Stanford University School of Medicine, Stanford, CA, USA.
Existing techniques for the harvest of dermal fibroblasts require tissue culture plating of the skin fragments to allow for the migration of fibroblasts out of the tissue and onto the dish. For this reason current knowledge of fibroblast biology is primarily derived from studying their growth and behavior in vitro on plastic substrates as monolayer cultures. Here we describe a detailed protocol for the isolation of fibroblasts from the dorsal dermis of mice that bypasses the need for cell culture, thereby preserving the physiologic transcriptional and proteomic profiles of each cell. Using the described protocol we characterized the transcriptional and surface marker profiles of cultured vs. live harvested fibroblasts. The differential expression patterns we observed highlight the importance of a live harvest.
We performed extensive studies testing different combinations of enzymatic and mechanical digestion methods for the harvest of dermal fibroblasts from the dorsal skin of mice. Ultimately, a protocol was selected that resulted in the highest yield of live cells. Cells isolated by mechanical/enzymatic digestion from the dorsal skin of CD1 mice were subjected to ACK buffer treatment to facilitate the lysis of red blood cells. Flow cytometry allowed for the depletion of hematopoietic, endothelial and epithelial lineages. The resulting FACS-isolated fibroblasts were either processed immediately for RNA isolation and microarray analysis, analyzed by flow cytometry using a surface marker screening panel containing purified monoclonal antibodies specific for 176 mouse cell surface markers, or expanded in culture.

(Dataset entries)
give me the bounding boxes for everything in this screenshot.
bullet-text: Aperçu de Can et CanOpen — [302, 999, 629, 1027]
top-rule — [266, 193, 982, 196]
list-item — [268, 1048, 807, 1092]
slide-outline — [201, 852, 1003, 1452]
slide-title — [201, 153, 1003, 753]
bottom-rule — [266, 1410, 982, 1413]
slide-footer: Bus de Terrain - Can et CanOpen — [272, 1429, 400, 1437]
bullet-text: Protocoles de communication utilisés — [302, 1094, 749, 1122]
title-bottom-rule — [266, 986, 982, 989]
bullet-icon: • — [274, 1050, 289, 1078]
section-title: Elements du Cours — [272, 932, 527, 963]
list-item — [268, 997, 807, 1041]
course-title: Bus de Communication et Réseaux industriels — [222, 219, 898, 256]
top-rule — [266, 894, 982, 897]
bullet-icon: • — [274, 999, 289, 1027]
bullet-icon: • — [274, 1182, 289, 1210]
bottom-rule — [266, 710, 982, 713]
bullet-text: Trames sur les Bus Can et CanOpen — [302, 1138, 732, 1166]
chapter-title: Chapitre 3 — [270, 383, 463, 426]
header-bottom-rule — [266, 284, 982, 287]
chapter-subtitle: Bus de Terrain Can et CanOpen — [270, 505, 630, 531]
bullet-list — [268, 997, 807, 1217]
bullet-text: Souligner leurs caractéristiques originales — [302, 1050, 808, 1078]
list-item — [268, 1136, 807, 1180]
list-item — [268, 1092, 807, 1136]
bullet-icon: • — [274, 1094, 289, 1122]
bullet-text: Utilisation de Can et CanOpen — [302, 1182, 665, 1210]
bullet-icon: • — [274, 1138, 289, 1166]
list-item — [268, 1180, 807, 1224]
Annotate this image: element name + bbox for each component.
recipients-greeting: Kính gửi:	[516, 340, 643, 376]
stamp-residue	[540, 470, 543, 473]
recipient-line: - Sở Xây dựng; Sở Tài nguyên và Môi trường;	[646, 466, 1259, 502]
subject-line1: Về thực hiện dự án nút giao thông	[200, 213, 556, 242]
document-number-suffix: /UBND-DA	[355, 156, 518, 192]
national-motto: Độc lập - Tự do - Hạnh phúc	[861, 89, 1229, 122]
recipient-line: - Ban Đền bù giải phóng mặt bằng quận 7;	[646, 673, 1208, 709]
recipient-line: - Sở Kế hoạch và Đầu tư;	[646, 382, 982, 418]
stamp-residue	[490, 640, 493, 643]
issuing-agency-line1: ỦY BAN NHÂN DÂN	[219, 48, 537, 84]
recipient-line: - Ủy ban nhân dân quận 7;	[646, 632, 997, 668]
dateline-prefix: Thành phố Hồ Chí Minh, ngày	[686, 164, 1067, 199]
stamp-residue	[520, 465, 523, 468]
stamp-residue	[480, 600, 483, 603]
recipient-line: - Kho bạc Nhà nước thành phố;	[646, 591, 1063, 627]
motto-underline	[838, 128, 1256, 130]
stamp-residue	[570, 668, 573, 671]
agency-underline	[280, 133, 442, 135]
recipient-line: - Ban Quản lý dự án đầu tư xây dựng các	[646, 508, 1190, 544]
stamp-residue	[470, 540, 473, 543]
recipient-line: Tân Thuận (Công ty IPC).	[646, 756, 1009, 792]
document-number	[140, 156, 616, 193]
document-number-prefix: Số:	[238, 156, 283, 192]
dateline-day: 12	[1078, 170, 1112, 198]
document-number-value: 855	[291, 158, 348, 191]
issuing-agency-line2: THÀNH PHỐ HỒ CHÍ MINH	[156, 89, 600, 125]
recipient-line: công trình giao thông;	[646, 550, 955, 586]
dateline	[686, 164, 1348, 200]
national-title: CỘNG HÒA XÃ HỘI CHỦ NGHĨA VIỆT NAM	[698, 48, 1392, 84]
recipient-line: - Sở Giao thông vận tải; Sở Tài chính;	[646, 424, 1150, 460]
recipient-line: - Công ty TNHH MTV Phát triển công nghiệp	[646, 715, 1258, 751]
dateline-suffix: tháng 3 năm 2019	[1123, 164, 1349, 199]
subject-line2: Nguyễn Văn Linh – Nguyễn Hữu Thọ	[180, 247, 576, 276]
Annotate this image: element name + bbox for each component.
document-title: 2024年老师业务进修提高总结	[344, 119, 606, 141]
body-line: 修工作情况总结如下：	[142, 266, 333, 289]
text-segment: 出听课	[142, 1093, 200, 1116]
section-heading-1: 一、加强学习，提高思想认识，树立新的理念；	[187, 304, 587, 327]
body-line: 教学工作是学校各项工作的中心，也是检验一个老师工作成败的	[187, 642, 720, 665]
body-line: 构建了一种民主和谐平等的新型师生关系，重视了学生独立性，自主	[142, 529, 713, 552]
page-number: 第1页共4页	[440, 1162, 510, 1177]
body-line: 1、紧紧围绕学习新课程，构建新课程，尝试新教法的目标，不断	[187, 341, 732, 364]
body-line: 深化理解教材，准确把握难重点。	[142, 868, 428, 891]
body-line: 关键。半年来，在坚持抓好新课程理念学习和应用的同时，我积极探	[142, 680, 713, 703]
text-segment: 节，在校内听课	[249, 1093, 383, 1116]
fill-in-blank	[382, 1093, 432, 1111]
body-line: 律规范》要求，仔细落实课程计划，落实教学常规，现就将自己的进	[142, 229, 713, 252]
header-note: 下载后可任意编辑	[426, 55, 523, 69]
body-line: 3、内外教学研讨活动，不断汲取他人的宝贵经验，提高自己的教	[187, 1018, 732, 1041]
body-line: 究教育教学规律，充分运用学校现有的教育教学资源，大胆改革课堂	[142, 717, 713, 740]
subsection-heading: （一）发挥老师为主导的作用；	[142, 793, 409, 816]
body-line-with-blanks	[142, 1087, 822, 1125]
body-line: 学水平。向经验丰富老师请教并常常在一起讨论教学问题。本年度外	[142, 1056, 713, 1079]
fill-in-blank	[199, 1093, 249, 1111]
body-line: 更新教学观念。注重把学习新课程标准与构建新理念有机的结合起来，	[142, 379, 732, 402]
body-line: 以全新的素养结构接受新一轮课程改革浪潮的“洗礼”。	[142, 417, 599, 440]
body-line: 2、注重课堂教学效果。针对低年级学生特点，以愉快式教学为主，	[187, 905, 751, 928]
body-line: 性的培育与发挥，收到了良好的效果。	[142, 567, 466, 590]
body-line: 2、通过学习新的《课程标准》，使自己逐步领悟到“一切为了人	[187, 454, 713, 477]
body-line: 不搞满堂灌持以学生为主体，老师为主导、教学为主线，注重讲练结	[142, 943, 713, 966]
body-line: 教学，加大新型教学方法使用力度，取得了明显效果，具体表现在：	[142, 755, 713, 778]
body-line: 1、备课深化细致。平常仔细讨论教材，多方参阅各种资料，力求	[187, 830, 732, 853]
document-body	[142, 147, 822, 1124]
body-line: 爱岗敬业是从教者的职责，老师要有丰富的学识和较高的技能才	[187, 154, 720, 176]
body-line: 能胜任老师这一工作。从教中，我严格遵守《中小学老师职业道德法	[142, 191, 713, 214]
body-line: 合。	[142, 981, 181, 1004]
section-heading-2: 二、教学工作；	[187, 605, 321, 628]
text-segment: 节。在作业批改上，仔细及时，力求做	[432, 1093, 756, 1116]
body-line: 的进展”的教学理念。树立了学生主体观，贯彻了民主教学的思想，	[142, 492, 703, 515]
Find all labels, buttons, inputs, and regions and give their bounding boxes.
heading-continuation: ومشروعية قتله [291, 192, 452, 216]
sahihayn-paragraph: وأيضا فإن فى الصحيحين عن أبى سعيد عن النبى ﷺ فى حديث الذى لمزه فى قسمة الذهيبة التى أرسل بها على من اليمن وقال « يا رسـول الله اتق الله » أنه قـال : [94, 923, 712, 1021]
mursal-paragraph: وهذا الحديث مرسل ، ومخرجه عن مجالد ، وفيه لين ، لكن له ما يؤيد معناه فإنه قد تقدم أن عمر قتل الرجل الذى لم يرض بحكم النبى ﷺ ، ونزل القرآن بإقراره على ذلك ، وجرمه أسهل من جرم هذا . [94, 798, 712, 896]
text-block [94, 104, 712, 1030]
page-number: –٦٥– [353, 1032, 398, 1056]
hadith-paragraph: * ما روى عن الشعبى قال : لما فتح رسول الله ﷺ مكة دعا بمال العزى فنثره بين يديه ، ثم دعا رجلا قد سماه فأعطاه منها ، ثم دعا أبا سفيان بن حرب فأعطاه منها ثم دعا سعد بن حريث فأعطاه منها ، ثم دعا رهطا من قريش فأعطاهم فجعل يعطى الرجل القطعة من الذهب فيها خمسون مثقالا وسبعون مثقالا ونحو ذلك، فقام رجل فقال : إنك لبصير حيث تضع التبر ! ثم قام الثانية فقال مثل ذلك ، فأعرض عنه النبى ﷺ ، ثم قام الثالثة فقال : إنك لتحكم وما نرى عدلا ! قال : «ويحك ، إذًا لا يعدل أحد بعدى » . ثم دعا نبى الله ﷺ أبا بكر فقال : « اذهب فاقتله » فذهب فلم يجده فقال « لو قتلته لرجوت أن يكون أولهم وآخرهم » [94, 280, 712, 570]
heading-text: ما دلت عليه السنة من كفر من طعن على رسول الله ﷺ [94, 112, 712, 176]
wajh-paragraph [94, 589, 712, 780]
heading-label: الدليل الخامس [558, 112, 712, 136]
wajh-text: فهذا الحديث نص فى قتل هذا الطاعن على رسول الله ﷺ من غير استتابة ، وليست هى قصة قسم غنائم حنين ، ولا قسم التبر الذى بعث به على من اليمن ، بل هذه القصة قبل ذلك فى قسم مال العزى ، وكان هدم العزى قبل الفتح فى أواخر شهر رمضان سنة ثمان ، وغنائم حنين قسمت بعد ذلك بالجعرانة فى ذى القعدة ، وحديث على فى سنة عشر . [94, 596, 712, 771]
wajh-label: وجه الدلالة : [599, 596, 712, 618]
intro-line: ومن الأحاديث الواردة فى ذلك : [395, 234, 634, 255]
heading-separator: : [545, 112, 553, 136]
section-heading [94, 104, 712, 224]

ACTIVITIES »
- a) Translate into Spanish this sentence from the fibroblast harvest text: "Ultimately, a protocol was selected that resulted in the highest yield of live cells."
- b) Echo word for word the portion of the fibroblast harvest text that runs from "We performed extensive" down to "expanded in culture.".
- c) Name every cell lineage that, according to the fibroblast harvest text, flow cytometry was used to deplete.

SOLUTIONS TO THE TASKS »
- a) Finalmente, se seleccionó un protocolo que dio como resultado el mayor rendimiento de células vivas.

- b)
We performed extensive studies testing different combinations of enzymatic and mechanical digestion methods for the harvest of dermal fibroblasts from the dorsal skin of mice. Ultimately, a protocol was selected that resulted in the highest yield of live cells. Cells isolated by mechanical/enzymatic digestion from the dorsal skin of CD1 mice were subjected to ACK buffer treatment to facilitate the lysis of red blood cells. Flow cytometry allowed for the depletion of hematopoietic, endothelial and epithelial lineages. The resulting FACS-isolated fibroblasts were either processed immediately for RNA isolation and microarray analysis, analyzed by flow cytometry using a surface marker screening panel containing purified monoclonal antibodies specific for 176 mouse cell surface markers, or expanded in culture.

- c) Hematopoietic, endothelial, epithelial